Aim: Please list all lines of the material below in which the string "несколько" occurs.

Provided records:
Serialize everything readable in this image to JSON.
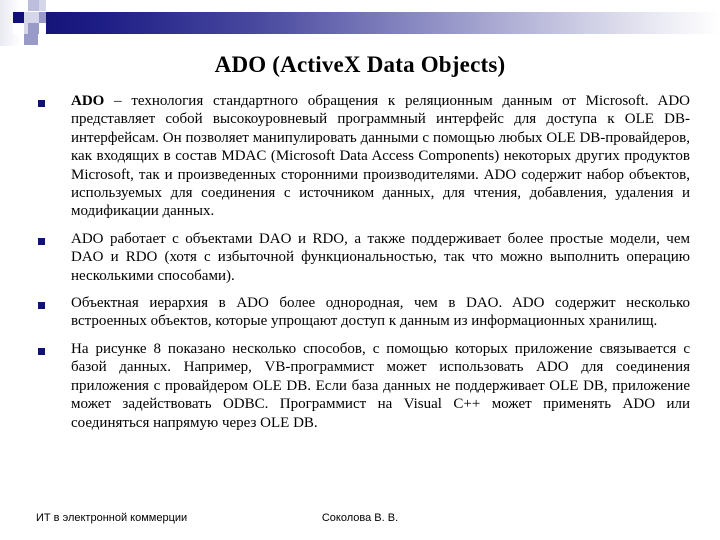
{
  "slide": {
    "title": "ADO (ActiveX Data Objects)",
    "bullets": [
      {
        "lead": "ADO",
        "text": " – технология стандартного обращения к реляционным данным от Microsoft. ADO представляет собой высокоуровневый программный интерфейс для доступа к OLE DB-интерфейсам. Он позволяет манипулировать данными с помощью любых OLE DB-провайдеров, как входящих в состав MDAC (Microsoft Data Access Components) некоторых других продуктов Microsoft, так и произведенных сторонними производителями. ADO содержит набор объектов, используемых для соединения с источником данных, для чтения, добавления, удаления и модификации данных."
      },
      {
        "lead": "",
        "text": "ADO работает с объектами DAO и RDO, а также поддерживает более простые модели, чем DAO и RDO (хотя с избыточной функциональностью, так что можно выполнить операцию несколькими способами)."
      },
      {
        "lead": "",
        "text": "Объектная иерархия в ADO более однородная, чем в DAO. ADO содержит несколько встроенных объектов, которые упрощают доступ к данным из информационных хранилищ."
      },
      {
        "lead": "",
        "text": "На рисунке 8 показано несколько способов, с помощью которых приложение связывается с базой данных. Например, VB-программист может использовать ADO для соединения приложения с провайдером OLE DB. Если база данных не поддерживает OLE DB, приложение может задействовать ODBC. Программист на Visual C++ может применять ADO или соединяться напрямую через OLE DB."
      }
    ]
  },
  "footer": {
    "left": "ИТ в электронной коммерции",
    "center": "Соколова В. В.",
    "right": ""
  },
  "theme": {
    "accent_dark": "#111179",
    "accent_mid": "#9a9ac8",
    "accent_light": "#bdbddd",
    "background": "#ffffff",
    "text": "#000000"
  }
}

Expected output:
        "text": "Объектная иерархия в ADO более однородная, чем в DAO. ADO содержит несколько встроенных объектов, которые упрощают доступ к данным из информационных хранилищ."
        "text": "На рисунке 8 показано несколько способов, с помощью которых приложение связывается с базой данных. Например, VB-программист может использовать ADO для соединения приложения с провайдером OLE DB. Если база данных не поддерживает OLE DB, приложение может задействовать ODBC. Программист на Visual C++ может применять ADO или соединяться напрямую через OLE DB."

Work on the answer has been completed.